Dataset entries
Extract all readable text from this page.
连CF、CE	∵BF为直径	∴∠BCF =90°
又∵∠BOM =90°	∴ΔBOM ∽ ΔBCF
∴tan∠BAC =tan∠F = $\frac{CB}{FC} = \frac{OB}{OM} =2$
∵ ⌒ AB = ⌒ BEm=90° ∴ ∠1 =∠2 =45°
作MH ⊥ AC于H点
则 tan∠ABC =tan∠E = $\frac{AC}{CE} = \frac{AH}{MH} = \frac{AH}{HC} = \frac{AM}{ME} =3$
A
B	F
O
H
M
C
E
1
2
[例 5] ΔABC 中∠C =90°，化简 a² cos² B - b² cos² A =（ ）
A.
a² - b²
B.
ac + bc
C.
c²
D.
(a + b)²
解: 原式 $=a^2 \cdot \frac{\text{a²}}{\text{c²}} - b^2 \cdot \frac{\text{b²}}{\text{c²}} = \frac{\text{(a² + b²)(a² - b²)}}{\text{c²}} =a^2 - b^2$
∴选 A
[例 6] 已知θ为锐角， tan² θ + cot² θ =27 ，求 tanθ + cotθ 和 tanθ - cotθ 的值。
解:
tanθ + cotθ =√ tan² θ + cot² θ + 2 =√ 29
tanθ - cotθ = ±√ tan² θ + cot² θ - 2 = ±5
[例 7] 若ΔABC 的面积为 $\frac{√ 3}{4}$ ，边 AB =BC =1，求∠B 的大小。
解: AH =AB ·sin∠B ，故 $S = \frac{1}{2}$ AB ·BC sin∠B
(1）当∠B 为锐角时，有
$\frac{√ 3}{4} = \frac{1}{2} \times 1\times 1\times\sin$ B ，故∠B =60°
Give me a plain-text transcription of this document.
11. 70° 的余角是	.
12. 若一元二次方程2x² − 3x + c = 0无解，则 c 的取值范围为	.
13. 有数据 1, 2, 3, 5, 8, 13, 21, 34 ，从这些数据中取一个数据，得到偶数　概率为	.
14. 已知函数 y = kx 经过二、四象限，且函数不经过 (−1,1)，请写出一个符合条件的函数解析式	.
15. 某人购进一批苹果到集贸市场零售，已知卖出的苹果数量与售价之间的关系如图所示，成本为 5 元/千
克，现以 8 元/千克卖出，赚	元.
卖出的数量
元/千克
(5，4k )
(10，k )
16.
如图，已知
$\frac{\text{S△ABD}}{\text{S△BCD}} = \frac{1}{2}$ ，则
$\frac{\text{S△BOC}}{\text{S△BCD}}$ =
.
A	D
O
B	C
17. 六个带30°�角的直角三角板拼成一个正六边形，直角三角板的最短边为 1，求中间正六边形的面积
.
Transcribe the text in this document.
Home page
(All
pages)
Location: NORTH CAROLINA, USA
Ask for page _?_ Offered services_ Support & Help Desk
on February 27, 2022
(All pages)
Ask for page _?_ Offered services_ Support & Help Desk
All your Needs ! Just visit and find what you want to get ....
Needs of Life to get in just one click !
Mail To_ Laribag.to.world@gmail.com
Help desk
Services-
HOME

* * *

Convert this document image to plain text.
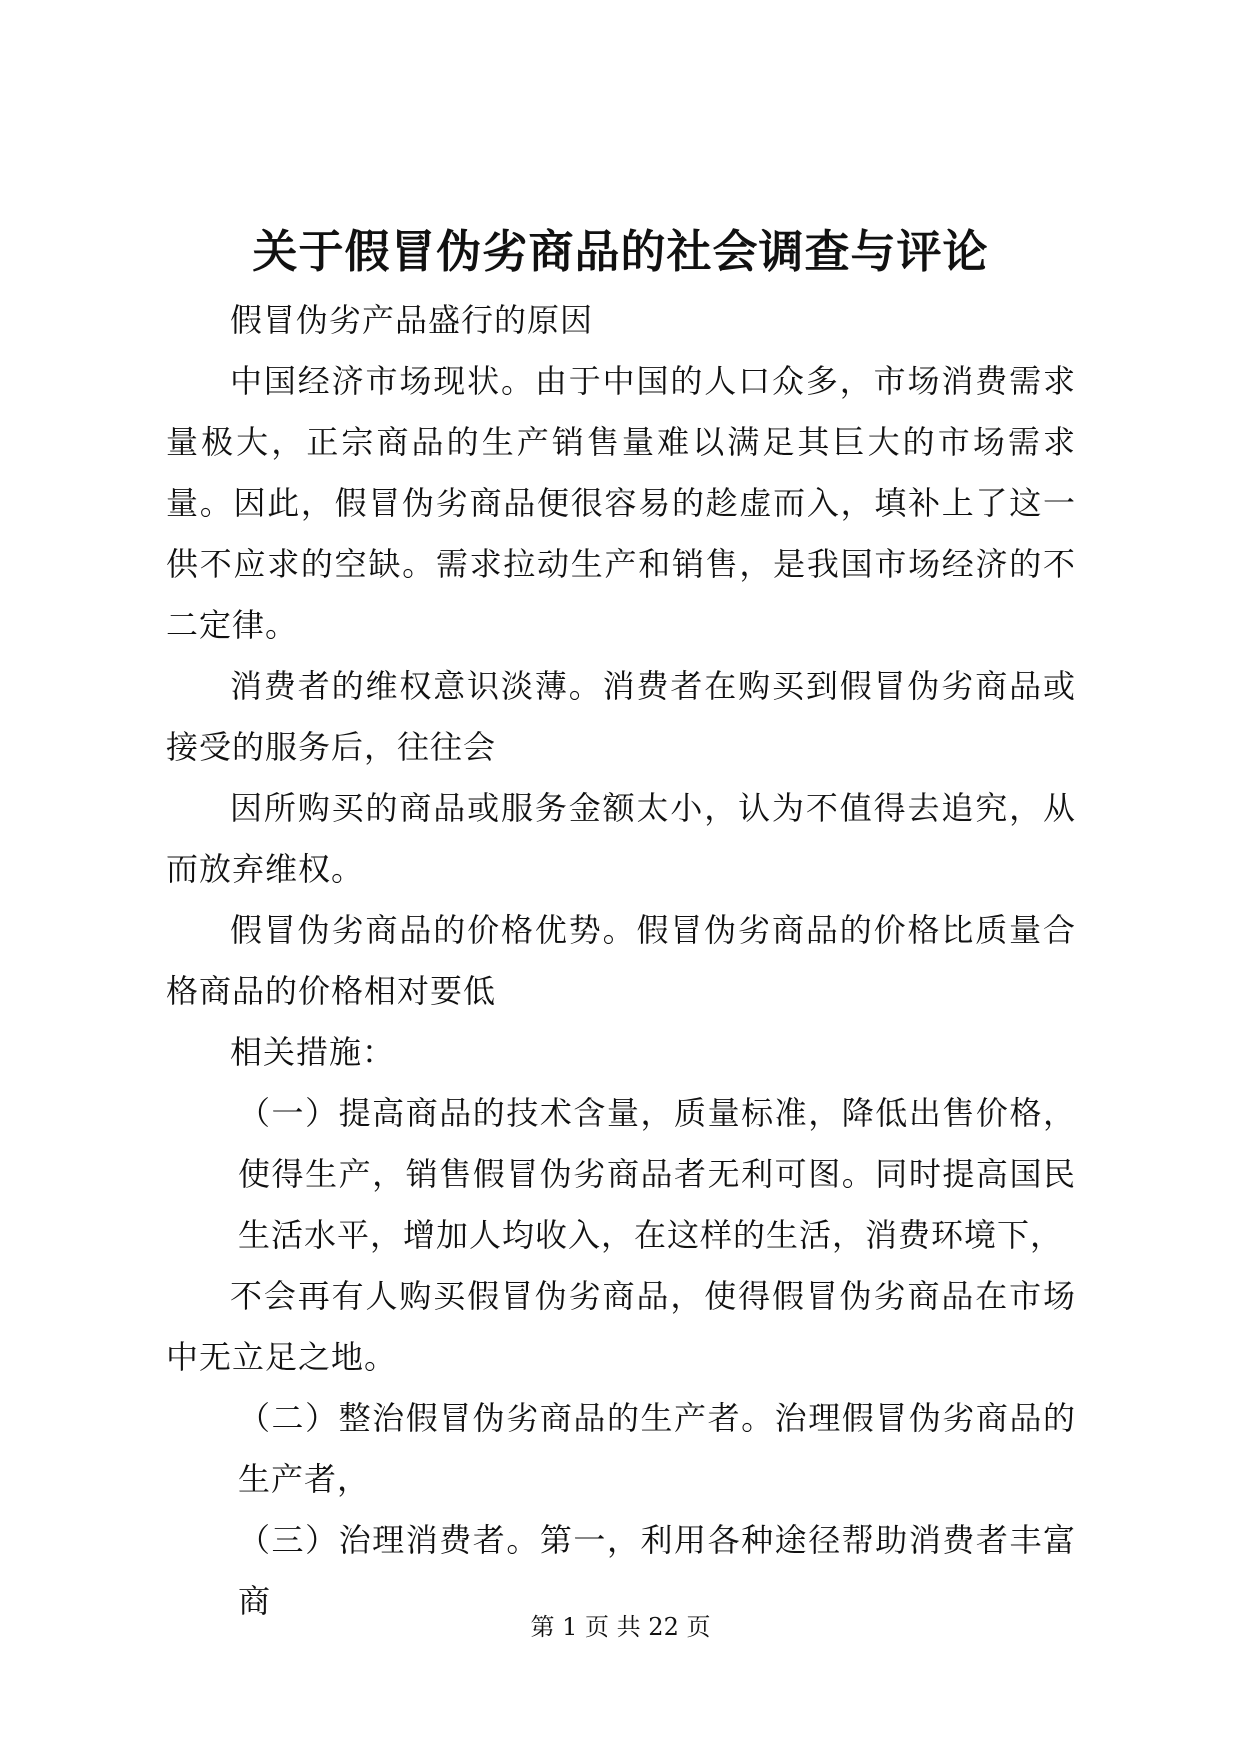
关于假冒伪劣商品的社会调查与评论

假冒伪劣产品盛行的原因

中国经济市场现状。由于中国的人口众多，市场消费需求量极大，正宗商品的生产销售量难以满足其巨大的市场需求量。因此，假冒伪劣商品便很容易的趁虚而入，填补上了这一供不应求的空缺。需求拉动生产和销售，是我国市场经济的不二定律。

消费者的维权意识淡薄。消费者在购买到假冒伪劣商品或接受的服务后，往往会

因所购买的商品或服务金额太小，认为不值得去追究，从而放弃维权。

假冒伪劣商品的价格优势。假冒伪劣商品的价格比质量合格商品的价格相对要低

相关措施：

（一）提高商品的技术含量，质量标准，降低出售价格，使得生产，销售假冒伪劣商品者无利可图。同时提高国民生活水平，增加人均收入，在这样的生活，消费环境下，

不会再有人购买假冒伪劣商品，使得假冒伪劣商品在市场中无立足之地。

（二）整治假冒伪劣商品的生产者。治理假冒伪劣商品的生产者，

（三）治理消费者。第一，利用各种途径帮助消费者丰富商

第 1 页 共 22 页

---

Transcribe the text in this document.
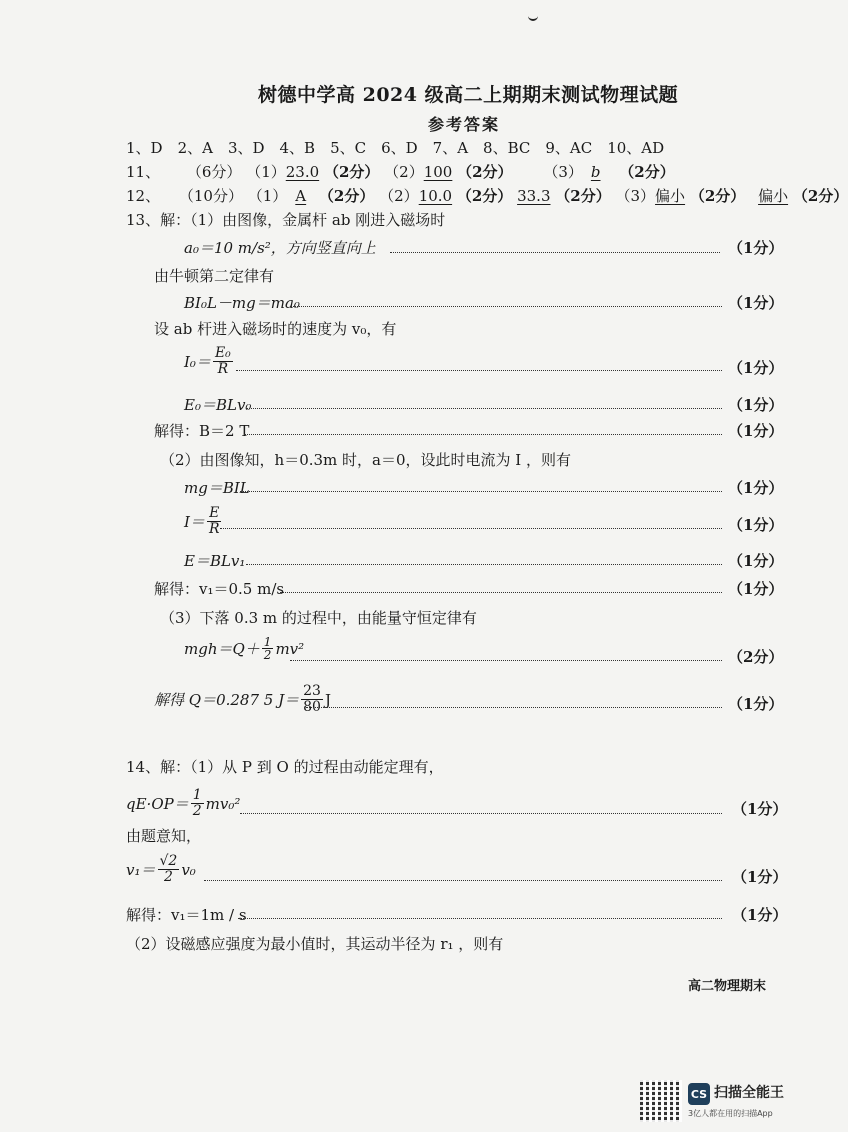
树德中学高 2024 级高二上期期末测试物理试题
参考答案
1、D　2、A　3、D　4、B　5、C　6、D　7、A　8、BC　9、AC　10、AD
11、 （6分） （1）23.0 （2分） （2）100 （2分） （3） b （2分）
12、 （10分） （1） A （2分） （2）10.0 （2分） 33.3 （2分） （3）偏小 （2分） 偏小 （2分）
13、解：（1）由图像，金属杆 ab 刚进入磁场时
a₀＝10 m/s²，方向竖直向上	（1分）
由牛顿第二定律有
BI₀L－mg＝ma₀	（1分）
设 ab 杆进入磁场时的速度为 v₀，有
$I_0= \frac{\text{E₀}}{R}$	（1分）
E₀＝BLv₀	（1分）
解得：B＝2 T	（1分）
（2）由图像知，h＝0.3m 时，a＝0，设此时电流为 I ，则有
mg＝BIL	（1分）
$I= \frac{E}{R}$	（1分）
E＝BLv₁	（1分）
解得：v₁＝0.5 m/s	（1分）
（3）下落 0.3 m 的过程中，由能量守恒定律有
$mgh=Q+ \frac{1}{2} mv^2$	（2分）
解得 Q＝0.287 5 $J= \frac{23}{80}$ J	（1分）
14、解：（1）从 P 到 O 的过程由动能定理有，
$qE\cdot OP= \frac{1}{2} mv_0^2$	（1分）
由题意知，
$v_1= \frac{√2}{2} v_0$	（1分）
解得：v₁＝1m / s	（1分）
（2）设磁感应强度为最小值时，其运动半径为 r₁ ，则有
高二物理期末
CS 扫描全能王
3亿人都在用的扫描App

Work to do
Across the data above, how many lines include the word "tan²"? Give only the count.

Result of the task
3